▸ **Exercise description**
Set down each line of the material that follows, exactly, with no pictures.

▸ **Provided material**

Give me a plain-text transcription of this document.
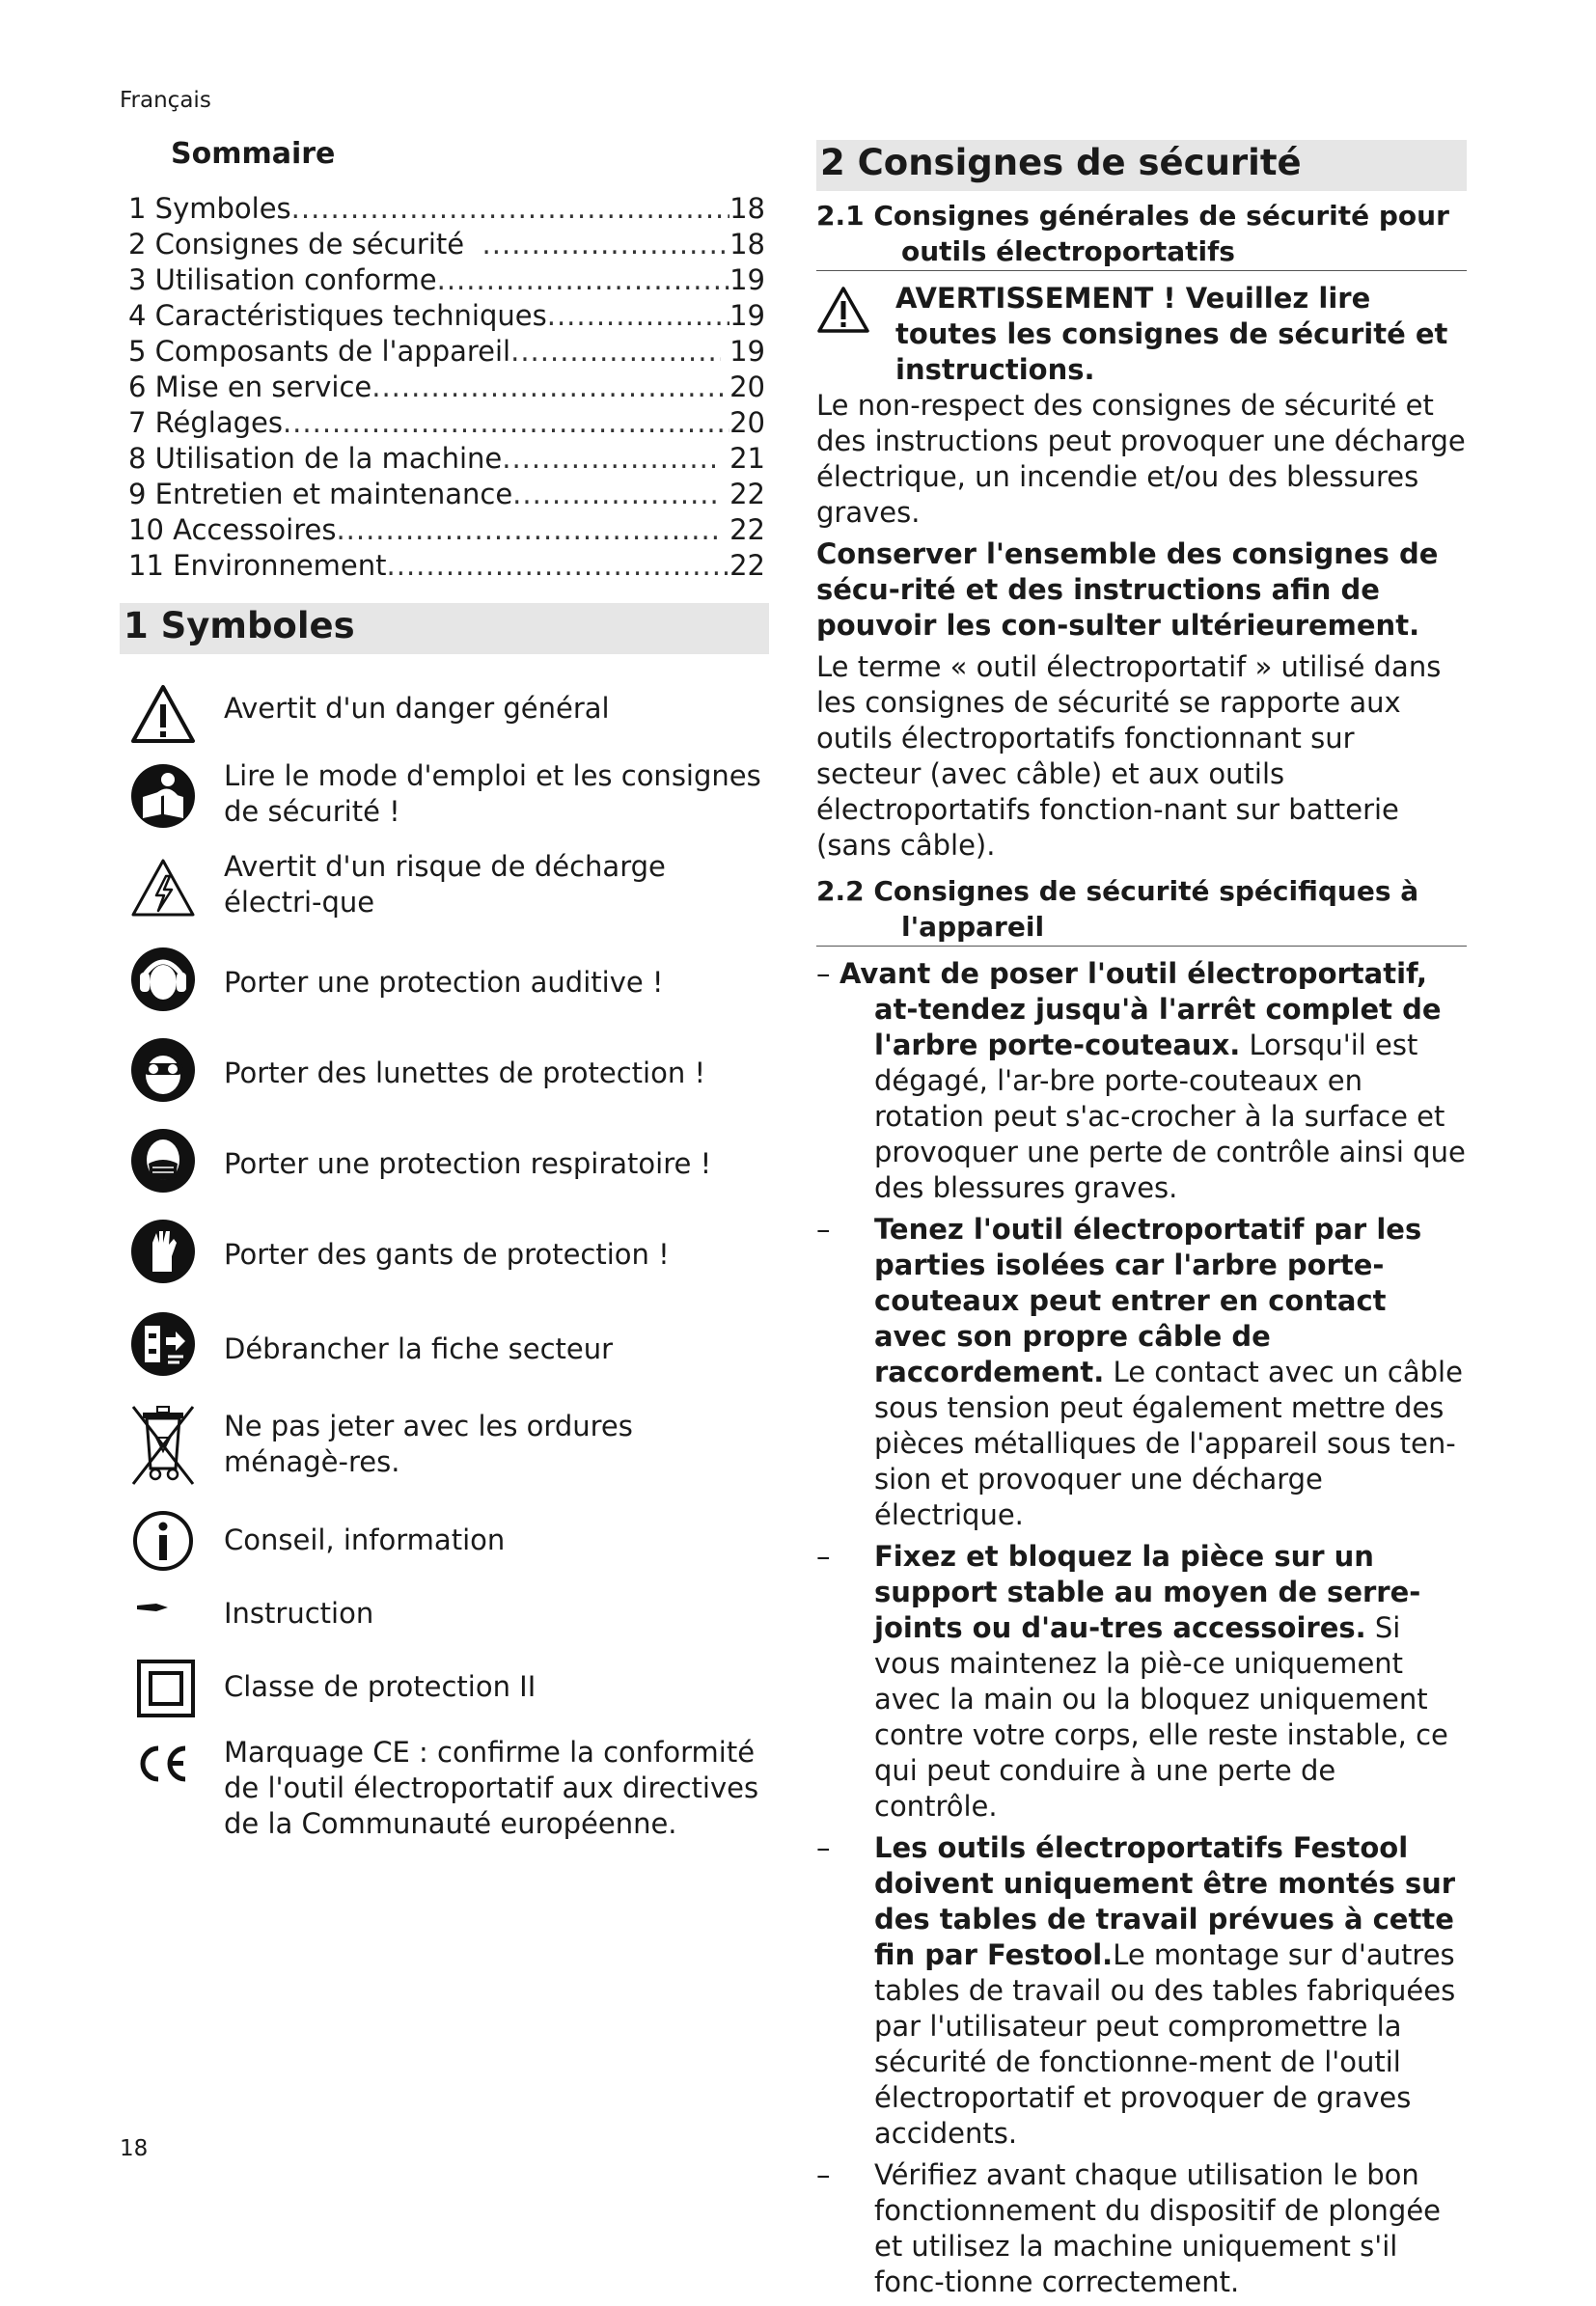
Français
Sommaire
1 Symboles .....	18
2 Consignes de sécurité .....	18
3 Utilisation conforme .....	19
4 Caractéristiques techniques .....	19
5 Composants de l'appareil .....	19
6 Mise en service .....	20
7 Réglages .....	20
8 Utilisation de la machine .....	21
9 Entretien et maintenance .....	22
10 Accessoires .....	22
11 Environnement .....	22
1 Symboles
Avertit d'un danger général
Lire le mode d'emploi et les consignes de sécurité !
Avertit d'un risque de décharge électri-que
Porter une protection auditive !
Porter des lunettes de protection !
Porter une protection respiratoire !
Porter des gants de protection !
Débrancher la fiche secteur
Ne pas jeter avec les ordures ménagè-res.
Conseil, information
Instruction
Classe de protection II
Marquage CE : confirme la conformité de l'outil électroportatif aux directives de la Communauté européenne.
2 Consignes de sécurité
2.1 Consignes générales de sécurité pour
outils électroportatifs
AVERTISSEMENT ! Veuillez lire toutes les consignes de sécurité et instructions.
Le non-respect des consignes de sécurité et des instructions peut provoquer une décharge électrique, un incendie et/ou des blessures graves.
Conserver l'ensemble des consignes de sécu-rité et des instructions afin de pouvoir les con-sulter ultérieurement.
Le terme « outil électroportatif » utilisé dans les consignes de sécurité se rapporte aux outils électroportatifs fonctionnant sur secteur (avec câble) et aux outils électroportatifs fonction-nant sur batterie (sans câble).
2.2 Consignes de sécurité spécifiques à
l'appareil
– Avant de poser l'outil électroportatif, at-tendez jusqu'à l'arrêt complet de l'arbre porte-couteaux. Lorsqu'il est dégagé, l'ar-bre porte-couteaux en rotation peut s'ac-crocher à la surface et provoquer une perte de contrôle ainsi que des blessures graves.
– Tenez l'outil électroportatif par les parties isolées car l'arbre porte-couteaux peut entrer en contact avec son propre câble de raccordement. Le contact avec un câble sous tension peut également mettre des pièces métalliques de l'appareil sous ten-sion et provoquer une décharge électrique.
– Fixez et bloquez la pièce sur un support stable au moyen de serre-joints ou d'au-tres accessoires. Si vous maintenez la piè-ce uniquement avec la main ou la bloquez uniquement contre votre corps, elle reste instable, ce qui peut conduire à une perte de contrôle.
– Les outils électroportatifs Festool doivent uniquement être montés sur des tables de travail prévues à cette fin par Festool.Le montage sur d'autres tables de travail ou des tables fabriquées par l'utilisateur peut compromettre la sécurité de fonctionne-ment de l'outil électroportatif et provoquer de graves accidents.
– Vérifiez avant chaque utilisation le bon fonctionnement du dispositif de plongée et utilisez la machine uniquement s'il fonc-tionne correctement.
18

▸ **Full answer**
Give me a plain-text transcription of this document.
Français
Sommaire
1 Symboles .....	18
2 Consignes de sécurité .....	18
3 Utilisation conforme .....	19
4 Caractéristiques techniques .....	19
5 Composants de l'appareil .....	19
6 Mise en service .....	20
7 Réglages .....	20
8 Utilisation de la machine .....	21
9 Entretien et maintenance .....	22
10 Accessoires .....	22
11 Environnement .....	22
1 Symboles
Avertit d'un danger général
Lire le mode d'emploi et les consignes de sécurité !
Avertit d'un risque de décharge électri-que
Porter une protection auditive !
Porter des lunettes de protection !
Porter une protection respiratoire !
Porter des gants de protection !
Débrancher la fiche secteur
Ne pas jeter avec les ordures ménagè-res.
Conseil, information
Instruction
Classe de protection II
Marquage CE : confirme la conformité de l'outil électroportatif aux directives de la Communauté européenne.
2 Consignes de sécurité
2.1 Consignes générales de sécurité pour
outils électroportatifs
AVERTISSEMENT ! Veuillez lire toutes les consignes de sécurité et instructions.
Le non-respect des consignes de sécurité et des instructions peut provoquer une décharge électrique, un incendie et/ou des blessures graves.
Conserver l'ensemble des consignes de sécu-rité et des instructions afin de pouvoir les con-sulter ultérieurement.
Le terme « outil électroportatif » utilisé dans les consignes de sécurité se rapporte aux outils électroportatifs fonctionnant sur secteur (avec câble) et aux outils électroportatifs fonction-nant sur batterie (sans câble).
2.2 Consignes de sécurité spécifiques à
l'appareil
– Avant de poser l'outil électroportatif, at-tendez jusqu'à l'arrêt complet de l'arbre porte-couteaux. Lorsqu'il est dégagé, l'ar-bre porte-couteaux en rotation peut s'ac-crocher à la surface et provoquer une perte de contrôle ainsi que des blessures graves.
– Tenez l'outil électroportatif par les parties isolées car l'arbre porte-couteaux peut entrer en contact avec son propre câble de raccordement. Le contact avec un câble sous tension peut également mettre des pièces métalliques de l'appareil sous ten-sion et provoquer une décharge électrique.
– Fixez et bloquez la pièce sur un support stable au moyen de serre-joints ou d'au-tres accessoires. Si vous maintenez la piè-ce uniquement avec la main ou la bloquez uniquement contre votre corps, elle reste instable, ce qui peut conduire à une perte de contrôle.
– Les outils électroportatifs Festool doivent uniquement être montés sur des tables de travail prévues à cette fin par Festool.Le montage sur d'autres tables de travail ou des tables fabriquées par l'utilisateur peut compromettre la sécurité de fonctionne-ment de l'outil électroportatif et provoquer de graves accidents.
– Vérifiez avant chaque utilisation le bon fonctionnement du dispositif de plongée et utilisez la machine uniquement s'il fonc-tionne correctement.
18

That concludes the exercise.